Recast the entries from the first line through the line containing "nutrient-name: Ácido Lipoico", inclusive, as a JSON list of strings with one string per line and blank lines omitted.

──────── Data in this exercise ────────

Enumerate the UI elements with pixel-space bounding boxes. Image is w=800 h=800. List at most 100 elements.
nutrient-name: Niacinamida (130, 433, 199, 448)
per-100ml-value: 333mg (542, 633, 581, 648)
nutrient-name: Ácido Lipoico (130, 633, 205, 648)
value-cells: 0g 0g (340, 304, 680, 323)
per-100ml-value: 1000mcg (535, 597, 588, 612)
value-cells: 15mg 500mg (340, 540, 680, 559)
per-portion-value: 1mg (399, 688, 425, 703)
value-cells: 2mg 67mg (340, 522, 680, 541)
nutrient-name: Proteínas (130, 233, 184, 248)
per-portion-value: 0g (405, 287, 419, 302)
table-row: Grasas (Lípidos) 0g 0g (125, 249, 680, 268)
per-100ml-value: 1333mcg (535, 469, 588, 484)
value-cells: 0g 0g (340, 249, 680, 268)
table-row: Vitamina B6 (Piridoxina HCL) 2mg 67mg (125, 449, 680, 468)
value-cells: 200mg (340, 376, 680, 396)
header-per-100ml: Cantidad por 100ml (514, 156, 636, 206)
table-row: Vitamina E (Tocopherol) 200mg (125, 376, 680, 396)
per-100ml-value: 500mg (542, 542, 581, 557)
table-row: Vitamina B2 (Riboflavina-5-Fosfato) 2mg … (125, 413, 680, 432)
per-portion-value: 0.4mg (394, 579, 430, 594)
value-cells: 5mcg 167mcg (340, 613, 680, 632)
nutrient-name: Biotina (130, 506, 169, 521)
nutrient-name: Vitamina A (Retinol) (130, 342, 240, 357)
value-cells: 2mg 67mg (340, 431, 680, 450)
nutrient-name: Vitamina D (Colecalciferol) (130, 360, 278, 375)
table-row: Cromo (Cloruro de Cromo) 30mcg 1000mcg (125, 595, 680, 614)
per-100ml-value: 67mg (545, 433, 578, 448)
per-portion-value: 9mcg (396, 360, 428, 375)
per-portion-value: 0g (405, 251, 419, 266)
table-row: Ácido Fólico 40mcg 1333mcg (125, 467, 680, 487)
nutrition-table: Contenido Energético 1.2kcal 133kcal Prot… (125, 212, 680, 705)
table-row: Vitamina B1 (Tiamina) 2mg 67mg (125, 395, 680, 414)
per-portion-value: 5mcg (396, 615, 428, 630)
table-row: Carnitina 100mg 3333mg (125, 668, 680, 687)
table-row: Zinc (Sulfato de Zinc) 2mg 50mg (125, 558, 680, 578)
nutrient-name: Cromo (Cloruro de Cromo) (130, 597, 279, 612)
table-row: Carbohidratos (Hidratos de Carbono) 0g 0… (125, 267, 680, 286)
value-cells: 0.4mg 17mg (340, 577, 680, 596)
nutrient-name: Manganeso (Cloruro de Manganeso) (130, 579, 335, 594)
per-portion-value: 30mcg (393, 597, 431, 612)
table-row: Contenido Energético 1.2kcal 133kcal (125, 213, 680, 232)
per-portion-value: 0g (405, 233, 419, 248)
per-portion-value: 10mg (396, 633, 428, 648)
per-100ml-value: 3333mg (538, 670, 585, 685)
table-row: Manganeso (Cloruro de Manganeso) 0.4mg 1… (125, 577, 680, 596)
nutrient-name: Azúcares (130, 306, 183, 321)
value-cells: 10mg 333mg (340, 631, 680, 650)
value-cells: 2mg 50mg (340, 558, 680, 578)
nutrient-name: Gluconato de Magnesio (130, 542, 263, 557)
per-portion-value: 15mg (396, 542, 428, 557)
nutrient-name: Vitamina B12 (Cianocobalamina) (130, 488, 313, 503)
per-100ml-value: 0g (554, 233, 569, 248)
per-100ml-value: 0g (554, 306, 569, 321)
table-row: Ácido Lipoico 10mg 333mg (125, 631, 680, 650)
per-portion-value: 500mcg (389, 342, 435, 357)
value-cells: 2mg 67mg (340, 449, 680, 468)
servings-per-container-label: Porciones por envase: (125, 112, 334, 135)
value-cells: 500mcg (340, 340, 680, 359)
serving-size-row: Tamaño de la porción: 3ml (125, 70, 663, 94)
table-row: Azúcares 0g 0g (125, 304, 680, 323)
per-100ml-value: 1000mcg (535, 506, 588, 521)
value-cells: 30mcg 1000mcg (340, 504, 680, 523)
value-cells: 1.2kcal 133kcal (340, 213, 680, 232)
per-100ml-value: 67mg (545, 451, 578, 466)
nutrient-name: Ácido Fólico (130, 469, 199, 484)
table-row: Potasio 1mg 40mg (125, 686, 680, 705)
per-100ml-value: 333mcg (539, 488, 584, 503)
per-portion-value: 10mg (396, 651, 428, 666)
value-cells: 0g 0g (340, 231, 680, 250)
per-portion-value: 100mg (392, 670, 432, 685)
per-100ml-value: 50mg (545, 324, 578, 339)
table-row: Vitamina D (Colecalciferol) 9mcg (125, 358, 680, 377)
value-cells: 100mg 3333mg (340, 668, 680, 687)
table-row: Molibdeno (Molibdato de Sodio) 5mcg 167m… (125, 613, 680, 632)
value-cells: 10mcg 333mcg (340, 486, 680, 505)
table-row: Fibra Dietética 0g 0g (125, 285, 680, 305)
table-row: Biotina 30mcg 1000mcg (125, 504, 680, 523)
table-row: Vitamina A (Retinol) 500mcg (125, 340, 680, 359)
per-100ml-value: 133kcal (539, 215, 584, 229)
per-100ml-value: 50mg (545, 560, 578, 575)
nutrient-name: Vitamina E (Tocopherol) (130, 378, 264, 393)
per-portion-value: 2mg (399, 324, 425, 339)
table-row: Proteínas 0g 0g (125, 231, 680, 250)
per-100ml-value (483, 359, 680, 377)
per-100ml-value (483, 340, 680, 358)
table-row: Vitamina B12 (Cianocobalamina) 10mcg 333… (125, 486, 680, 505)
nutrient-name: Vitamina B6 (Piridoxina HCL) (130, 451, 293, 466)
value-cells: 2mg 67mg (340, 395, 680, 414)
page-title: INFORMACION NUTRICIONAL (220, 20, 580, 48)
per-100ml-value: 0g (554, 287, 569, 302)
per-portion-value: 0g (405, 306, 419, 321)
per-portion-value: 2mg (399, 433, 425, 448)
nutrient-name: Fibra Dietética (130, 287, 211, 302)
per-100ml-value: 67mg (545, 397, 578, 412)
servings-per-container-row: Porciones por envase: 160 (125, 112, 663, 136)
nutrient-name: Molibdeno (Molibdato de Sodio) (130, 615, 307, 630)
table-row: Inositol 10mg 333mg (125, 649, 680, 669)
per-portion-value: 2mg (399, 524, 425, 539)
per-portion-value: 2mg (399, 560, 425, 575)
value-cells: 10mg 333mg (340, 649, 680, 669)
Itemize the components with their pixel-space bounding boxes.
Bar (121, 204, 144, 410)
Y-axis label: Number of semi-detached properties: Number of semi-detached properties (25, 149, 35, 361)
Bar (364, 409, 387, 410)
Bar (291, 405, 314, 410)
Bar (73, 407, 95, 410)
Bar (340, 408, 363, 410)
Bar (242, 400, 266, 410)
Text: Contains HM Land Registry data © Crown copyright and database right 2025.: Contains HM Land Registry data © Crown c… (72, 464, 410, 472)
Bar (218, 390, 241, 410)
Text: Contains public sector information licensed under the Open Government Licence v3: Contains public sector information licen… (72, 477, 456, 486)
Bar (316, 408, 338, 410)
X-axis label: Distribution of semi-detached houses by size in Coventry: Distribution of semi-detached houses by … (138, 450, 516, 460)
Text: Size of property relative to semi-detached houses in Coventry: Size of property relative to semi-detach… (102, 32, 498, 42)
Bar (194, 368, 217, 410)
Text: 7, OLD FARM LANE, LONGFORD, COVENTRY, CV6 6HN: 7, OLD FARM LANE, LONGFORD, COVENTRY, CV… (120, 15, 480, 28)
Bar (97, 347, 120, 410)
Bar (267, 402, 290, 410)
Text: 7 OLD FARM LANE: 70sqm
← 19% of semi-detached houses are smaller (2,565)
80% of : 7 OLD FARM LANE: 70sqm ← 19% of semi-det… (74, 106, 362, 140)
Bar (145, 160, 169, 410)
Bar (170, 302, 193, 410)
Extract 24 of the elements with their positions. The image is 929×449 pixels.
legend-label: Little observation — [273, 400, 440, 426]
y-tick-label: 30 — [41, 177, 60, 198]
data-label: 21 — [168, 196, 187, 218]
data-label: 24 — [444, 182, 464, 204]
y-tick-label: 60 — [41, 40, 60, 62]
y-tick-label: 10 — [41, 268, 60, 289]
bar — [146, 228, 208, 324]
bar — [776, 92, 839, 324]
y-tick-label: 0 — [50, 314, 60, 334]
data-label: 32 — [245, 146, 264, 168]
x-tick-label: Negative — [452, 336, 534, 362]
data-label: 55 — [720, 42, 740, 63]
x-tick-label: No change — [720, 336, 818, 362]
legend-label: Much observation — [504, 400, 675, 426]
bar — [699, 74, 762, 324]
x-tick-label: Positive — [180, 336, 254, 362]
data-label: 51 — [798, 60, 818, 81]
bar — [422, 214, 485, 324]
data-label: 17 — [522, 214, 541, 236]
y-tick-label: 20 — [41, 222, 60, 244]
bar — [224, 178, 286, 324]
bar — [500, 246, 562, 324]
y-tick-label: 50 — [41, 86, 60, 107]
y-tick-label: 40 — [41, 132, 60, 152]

────────

• _Reply to the task_:
[
  "Enumerate the UI elements with pixel-space bounding boxes. Image is w=800 h=800. List at most 100 elements.",
  "nutrient-name: Niacinamida (130, 433, 199, 448)",
  "per-100ml-value: 333mg (542, 633, 581, 648)",
  "nutrient-name: Ácido Lipoico (130, 633, 205, 648)"
]